[Work instructions]
What follows is a listing. Return every line of it exactly.

[Data excerpts]
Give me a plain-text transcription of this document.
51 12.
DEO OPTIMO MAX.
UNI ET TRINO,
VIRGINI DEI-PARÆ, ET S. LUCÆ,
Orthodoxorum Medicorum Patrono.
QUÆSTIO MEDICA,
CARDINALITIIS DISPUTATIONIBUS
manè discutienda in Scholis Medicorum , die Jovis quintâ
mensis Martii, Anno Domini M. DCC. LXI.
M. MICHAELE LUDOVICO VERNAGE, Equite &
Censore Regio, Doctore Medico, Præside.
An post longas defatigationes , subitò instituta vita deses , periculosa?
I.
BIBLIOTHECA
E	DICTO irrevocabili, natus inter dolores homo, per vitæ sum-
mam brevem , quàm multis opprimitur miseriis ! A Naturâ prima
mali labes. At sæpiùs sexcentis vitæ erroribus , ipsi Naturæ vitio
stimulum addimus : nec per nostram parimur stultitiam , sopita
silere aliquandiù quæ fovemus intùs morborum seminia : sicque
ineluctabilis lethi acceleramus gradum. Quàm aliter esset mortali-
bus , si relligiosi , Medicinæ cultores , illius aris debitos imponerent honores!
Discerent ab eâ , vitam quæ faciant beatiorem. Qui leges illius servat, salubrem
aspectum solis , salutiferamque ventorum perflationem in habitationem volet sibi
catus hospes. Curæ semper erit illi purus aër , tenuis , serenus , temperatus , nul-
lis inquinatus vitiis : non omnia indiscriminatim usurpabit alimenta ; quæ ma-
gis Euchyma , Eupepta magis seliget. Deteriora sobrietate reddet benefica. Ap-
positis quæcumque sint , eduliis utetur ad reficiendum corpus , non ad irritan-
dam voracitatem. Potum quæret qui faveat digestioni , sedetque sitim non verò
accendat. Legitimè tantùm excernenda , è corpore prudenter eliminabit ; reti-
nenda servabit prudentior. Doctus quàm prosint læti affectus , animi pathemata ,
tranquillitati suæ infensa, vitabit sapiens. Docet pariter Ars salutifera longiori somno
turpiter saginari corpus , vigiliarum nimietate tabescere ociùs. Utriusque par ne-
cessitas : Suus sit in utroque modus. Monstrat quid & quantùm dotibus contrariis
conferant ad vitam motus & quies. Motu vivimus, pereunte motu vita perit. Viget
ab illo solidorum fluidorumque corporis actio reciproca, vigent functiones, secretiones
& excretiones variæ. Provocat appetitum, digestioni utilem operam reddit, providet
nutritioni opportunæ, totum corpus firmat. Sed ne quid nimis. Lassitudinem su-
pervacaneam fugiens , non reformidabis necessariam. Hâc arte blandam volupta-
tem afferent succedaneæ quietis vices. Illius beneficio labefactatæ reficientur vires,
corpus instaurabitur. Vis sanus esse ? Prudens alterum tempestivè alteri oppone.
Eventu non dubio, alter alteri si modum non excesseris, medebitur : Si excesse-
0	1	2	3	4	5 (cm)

[Task result]
Give me a plain-text transcription of this document.
51 12.
DEO OPTIMO MAX.
UNI ET TRINO,
VIRGINI DEI-PARÆ, ET S. LUCÆ,
Orthodoxorum Medicorum Patrono.
QUÆSTIO MEDICA,
CARDINALITIIS DISPUTATIONIBUS
manè discutienda in Scholis Medicorum , die Jovis quintâ
mensis Martii, Anno Domini M. DCC. LXI.
M. MICHAELE LUDOVICO VERNAGE, Equite &
Censore Regio, Doctore Medico, Præside.
An post longas defatigationes , subitò instituta vita deses , periculosa?
I.
BIBLIOTHECA
E	DICTO irrevocabili, natus inter dolores homo, per vitæ sum-
mam brevem , quàm multis opprimitur miseriis ! A Naturâ prima
mali labes. At sæpiùs sexcentis vitæ erroribus , ipsi Naturæ vitio
stimulum addimus : nec per nostram parimur stultitiam , sopita
silere aliquandiù quæ fovemus intùs morborum seminia : sicque
ineluctabilis lethi acceleramus gradum. Quàm aliter esset mortali-
bus , si relligiosi , Medicinæ cultores , illius aris debitos imponerent honores!
Discerent ab eâ , vitam quæ faciant beatiorem. Qui leges illius servat, salubrem
aspectum solis , salutiferamque ventorum perflationem in habitationem volet sibi
catus hospes. Curæ semper erit illi purus aër , tenuis , serenus , temperatus , nul-
lis inquinatus vitiis : non omnia indiscriminatim usurpabit alimenta ; quæ ma-
gis Euchyma , Eupepta magis seliget. Deteriora sobrietate reddet benefica. Ap-
positis quæcumque sint , eduliis utetur ad reficiendum corpus , non ad irritan-
dam voracitatem. Potum quæret qui faveat digestioni , sedetque sitim non verò
accendat. Legitimè tantùm excernenda , è corpore prudenter eliminabit ; reti-
nenda servabit prudentior. Doctus quàm prosint læti affectus , animi pathemata ,
tranquillitati suæ infensa, vitabit sapiens. Docet pariter Ars salutifera longiori somno
turpiter saginari corpus , vigiliarum nimietate tabescere ociùs. Utriusque par ne-
cessitas : Suus sit in utroque modus. Monstrat quid & quantùm dotibus contrariis
conferant ad vitam motus & quies. Motu vivimus, pereunte motu vita perit. Viget
ab illo solidorum fluidorumque corporis actio reciproca, vigent functiones, secretiones
& excretiones variæ. Provocat appetitum, digestioni utilem operam reddit, providet
nutritioni opportunæ, totum corpus firmat. Sed ne quid nimis. Lassitudinem su-
pervacaneam fugiens , non reformidabis necessariam. Hâc arte blandam volupta-
tem afferent succedaneæ quietis vices. Illius beneficio labefactatæ reficientur vires,
corpus instaurabitur. Vis sanus esse ? Prudens alterum tempestivè alteri oppone.
Eventu non dubio, alter alteri si modum non excesseris, medebitur : Si excesse-
0	1	2	3	4	5 (cm)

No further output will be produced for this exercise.